EXERCISE | Locate each line containing the string "title" and copy it out.

DATA TO PROCESS |
━━━━
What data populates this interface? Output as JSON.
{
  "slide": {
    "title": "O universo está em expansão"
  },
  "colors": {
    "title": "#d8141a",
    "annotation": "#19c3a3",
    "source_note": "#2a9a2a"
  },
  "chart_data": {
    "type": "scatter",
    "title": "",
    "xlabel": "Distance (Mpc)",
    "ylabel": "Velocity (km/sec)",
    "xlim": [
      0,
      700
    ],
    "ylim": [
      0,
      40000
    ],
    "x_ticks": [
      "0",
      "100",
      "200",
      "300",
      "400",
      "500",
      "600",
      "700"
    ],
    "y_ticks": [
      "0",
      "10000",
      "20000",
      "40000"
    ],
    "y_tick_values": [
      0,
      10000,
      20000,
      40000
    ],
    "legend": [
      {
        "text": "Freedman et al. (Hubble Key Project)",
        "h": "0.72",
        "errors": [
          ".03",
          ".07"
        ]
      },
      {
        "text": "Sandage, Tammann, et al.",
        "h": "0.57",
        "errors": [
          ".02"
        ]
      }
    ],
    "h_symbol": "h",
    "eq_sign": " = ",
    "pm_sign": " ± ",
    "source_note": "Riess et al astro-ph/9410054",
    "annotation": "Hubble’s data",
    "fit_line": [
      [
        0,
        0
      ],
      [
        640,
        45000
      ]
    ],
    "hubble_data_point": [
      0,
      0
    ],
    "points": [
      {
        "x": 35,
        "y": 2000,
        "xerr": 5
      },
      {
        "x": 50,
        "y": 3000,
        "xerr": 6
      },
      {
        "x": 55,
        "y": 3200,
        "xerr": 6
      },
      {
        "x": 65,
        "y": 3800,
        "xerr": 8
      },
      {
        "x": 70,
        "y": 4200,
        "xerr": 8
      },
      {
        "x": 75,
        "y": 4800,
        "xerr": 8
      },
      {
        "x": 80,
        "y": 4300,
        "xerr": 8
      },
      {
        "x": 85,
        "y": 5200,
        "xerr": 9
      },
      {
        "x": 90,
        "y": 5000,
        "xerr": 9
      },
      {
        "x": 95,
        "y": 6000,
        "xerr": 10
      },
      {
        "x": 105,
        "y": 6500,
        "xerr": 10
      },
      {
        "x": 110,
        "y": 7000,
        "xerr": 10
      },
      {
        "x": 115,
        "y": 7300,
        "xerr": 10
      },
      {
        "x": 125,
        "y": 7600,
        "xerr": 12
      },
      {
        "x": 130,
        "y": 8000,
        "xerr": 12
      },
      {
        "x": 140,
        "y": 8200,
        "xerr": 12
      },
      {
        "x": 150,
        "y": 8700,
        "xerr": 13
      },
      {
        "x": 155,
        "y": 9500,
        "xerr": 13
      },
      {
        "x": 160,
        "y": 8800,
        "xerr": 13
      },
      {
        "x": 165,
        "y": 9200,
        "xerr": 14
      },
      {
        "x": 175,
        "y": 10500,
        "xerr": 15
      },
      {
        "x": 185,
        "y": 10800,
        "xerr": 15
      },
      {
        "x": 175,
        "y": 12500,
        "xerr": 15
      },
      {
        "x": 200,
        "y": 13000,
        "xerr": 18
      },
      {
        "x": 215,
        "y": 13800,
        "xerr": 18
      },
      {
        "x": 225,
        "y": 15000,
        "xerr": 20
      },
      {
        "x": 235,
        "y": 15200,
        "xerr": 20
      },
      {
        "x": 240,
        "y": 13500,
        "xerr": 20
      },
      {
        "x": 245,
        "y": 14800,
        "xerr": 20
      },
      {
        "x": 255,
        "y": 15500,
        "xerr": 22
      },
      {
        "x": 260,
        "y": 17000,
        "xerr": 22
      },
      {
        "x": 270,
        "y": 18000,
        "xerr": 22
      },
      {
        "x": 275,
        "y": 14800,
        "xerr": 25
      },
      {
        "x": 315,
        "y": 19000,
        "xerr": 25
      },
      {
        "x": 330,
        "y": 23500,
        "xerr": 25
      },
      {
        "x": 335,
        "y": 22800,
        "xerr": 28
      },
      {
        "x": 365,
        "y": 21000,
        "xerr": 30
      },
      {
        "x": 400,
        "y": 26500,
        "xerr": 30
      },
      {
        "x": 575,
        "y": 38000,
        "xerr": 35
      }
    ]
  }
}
━━━━
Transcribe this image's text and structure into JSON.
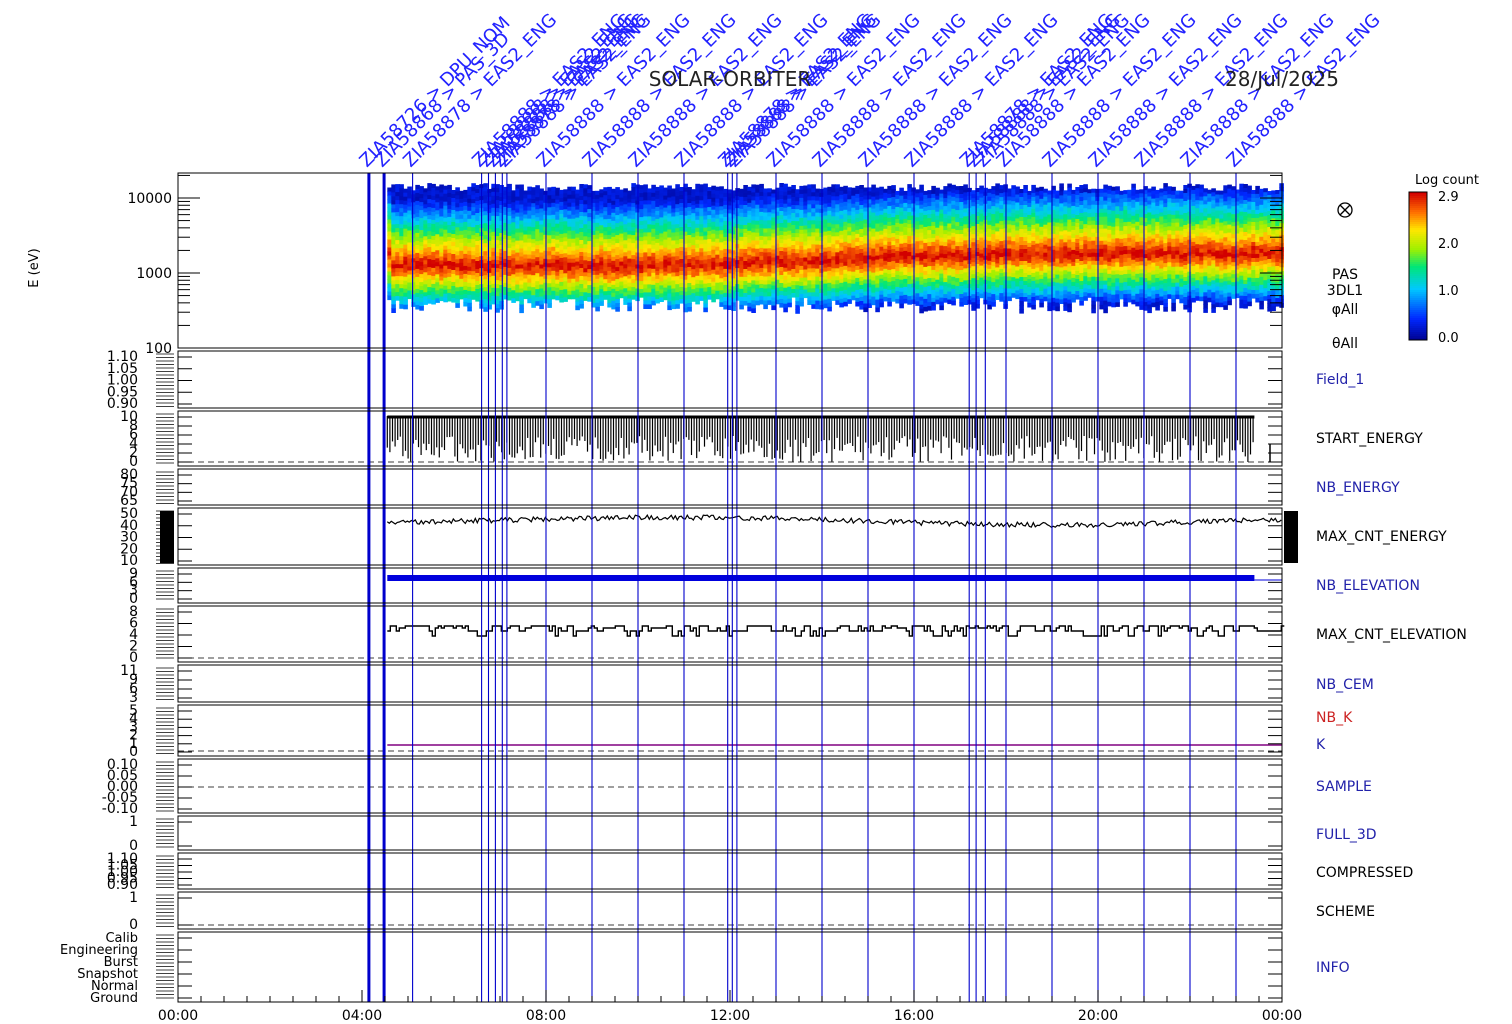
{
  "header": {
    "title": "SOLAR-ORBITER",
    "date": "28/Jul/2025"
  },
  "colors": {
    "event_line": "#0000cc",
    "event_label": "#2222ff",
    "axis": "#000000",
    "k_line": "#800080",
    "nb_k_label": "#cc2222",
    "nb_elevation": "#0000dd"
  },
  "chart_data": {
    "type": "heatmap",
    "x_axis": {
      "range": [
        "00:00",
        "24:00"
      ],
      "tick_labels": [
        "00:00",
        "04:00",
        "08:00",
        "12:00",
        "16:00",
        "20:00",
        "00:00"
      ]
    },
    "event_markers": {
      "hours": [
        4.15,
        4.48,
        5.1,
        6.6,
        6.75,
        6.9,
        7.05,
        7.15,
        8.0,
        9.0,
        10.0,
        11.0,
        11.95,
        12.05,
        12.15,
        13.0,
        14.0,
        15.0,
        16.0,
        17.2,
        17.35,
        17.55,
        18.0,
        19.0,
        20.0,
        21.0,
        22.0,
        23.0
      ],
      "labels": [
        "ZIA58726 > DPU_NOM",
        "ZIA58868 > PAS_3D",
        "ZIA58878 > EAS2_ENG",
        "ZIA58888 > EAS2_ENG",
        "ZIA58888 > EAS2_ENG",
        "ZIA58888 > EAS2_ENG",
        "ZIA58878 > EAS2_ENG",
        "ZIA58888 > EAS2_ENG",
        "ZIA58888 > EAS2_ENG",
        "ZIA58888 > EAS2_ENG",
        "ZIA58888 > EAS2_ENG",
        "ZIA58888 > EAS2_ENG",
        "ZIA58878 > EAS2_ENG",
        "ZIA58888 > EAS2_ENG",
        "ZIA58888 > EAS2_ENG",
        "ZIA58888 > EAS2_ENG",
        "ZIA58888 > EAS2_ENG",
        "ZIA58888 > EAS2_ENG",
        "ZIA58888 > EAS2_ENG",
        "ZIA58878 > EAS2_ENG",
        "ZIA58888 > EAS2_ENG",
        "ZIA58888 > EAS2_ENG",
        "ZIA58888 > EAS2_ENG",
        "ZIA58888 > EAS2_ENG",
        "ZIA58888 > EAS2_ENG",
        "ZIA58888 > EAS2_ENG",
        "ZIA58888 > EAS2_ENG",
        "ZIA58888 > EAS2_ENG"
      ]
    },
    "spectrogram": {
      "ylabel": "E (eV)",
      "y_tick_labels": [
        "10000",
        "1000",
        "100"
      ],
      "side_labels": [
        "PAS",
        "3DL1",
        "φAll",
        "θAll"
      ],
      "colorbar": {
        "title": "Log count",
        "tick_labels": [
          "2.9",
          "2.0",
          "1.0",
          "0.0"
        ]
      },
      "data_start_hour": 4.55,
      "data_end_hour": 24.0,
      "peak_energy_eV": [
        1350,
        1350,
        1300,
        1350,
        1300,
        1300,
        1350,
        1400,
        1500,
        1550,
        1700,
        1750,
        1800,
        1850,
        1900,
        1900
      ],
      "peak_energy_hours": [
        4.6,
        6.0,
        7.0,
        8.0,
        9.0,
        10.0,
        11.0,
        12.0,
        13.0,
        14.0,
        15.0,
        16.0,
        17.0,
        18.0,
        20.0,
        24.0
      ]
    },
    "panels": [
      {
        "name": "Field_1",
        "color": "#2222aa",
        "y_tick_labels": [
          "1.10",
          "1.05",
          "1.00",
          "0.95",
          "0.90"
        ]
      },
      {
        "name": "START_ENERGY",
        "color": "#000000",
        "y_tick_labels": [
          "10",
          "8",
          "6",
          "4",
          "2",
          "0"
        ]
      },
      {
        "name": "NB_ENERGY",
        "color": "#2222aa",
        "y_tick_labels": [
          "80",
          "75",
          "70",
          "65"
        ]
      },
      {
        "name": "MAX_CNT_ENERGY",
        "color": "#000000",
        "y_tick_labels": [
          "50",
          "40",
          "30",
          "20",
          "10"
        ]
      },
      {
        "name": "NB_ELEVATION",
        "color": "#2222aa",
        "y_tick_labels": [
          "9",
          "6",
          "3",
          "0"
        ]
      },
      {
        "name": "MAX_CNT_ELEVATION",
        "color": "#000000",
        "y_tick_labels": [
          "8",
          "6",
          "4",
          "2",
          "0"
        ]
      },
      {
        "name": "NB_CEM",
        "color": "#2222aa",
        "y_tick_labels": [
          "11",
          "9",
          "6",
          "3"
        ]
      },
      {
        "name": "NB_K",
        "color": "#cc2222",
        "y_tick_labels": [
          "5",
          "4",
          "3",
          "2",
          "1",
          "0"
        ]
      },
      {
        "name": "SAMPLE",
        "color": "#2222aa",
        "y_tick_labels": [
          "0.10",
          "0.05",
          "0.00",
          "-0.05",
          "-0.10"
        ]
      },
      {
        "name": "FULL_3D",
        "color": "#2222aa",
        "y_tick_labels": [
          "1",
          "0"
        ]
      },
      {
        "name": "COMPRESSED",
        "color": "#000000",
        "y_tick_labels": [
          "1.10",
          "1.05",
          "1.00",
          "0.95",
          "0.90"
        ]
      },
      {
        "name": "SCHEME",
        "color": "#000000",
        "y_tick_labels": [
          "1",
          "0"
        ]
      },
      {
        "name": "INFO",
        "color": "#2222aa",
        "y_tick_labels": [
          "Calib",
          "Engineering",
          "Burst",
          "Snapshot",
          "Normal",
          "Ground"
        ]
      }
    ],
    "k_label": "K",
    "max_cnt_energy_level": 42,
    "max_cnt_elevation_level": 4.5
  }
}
━━━━
EXERCISE RESULT |
    "title": "O universo está em expansão"
    "title": "#d8141a",
    "title": "",
    "title": "SOLAR-ORBITER",
        "title": "Log count",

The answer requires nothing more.